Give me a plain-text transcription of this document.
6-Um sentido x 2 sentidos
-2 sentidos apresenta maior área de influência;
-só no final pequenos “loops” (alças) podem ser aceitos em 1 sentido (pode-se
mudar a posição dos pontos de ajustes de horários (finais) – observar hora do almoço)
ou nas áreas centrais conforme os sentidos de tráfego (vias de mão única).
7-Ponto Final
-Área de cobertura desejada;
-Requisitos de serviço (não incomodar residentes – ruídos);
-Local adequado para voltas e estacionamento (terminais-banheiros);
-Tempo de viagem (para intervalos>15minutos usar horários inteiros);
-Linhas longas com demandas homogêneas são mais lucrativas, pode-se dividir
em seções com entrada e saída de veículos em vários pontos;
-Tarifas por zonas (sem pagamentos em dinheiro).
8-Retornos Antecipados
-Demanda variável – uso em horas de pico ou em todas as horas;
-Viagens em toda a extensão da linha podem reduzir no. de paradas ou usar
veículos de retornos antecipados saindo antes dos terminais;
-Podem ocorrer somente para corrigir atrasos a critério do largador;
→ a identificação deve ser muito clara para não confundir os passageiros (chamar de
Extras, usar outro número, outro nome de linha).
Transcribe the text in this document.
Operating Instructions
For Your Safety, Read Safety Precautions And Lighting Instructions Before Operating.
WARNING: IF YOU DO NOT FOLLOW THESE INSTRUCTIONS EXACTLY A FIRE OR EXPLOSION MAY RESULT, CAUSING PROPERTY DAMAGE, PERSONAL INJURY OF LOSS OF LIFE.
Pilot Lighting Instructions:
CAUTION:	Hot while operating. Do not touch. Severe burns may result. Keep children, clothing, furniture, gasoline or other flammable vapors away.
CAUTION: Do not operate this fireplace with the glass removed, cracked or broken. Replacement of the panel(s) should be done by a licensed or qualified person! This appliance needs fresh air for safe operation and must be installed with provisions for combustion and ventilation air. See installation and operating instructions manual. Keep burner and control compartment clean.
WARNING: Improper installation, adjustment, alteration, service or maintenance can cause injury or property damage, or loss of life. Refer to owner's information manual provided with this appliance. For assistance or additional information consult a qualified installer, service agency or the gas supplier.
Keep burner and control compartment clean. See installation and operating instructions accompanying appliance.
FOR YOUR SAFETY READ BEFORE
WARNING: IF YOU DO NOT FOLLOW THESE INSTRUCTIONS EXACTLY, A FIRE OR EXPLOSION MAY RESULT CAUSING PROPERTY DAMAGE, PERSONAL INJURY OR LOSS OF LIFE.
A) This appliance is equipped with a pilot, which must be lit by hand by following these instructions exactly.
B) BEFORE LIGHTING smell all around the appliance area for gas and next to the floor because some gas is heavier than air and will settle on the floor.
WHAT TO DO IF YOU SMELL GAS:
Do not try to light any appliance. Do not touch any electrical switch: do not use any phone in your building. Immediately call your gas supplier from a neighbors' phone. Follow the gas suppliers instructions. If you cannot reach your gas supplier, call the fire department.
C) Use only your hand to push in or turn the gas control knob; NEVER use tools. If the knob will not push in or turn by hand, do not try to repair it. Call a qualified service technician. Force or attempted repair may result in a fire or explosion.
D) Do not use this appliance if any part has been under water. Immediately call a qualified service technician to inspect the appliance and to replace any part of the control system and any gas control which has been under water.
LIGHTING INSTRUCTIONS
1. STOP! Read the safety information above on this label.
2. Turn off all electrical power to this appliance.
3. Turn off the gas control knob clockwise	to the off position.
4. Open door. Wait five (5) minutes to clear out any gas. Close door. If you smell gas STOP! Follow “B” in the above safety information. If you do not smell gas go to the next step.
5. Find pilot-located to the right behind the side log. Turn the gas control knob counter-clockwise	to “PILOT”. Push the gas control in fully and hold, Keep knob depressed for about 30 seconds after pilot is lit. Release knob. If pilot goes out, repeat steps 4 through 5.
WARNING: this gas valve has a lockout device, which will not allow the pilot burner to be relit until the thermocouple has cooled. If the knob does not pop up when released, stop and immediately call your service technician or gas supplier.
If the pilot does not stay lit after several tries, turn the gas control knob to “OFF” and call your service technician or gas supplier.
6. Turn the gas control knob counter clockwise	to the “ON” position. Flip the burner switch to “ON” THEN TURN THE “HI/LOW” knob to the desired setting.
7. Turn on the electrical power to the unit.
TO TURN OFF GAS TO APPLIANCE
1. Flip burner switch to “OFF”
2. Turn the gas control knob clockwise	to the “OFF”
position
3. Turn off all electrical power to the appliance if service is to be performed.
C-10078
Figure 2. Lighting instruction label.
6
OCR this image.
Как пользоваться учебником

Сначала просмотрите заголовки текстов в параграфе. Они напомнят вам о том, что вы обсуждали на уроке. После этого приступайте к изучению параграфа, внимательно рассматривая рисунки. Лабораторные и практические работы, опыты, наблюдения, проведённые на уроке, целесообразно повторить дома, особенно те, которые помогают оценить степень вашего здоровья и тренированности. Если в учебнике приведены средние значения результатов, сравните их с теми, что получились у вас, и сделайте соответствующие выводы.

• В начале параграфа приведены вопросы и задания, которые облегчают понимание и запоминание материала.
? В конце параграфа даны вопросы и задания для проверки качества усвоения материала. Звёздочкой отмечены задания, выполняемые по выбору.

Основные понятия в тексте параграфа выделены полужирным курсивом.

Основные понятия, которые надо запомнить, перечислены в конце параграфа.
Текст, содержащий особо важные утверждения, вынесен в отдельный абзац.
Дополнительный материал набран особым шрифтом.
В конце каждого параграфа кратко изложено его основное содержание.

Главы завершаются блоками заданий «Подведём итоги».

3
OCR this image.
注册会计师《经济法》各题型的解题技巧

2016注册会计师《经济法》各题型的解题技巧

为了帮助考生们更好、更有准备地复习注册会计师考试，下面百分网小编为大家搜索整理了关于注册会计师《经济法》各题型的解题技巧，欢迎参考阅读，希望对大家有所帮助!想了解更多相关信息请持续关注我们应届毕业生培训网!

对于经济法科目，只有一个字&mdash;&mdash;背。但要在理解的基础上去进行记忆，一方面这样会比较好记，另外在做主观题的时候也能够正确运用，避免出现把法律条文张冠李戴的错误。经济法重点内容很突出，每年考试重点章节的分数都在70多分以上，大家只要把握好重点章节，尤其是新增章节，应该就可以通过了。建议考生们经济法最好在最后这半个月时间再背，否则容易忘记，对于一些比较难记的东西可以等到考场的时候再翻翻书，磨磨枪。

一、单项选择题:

Challenge – Of the lines above, how many hold the word "вопросы"? Say the number alone.

Answer in full – 2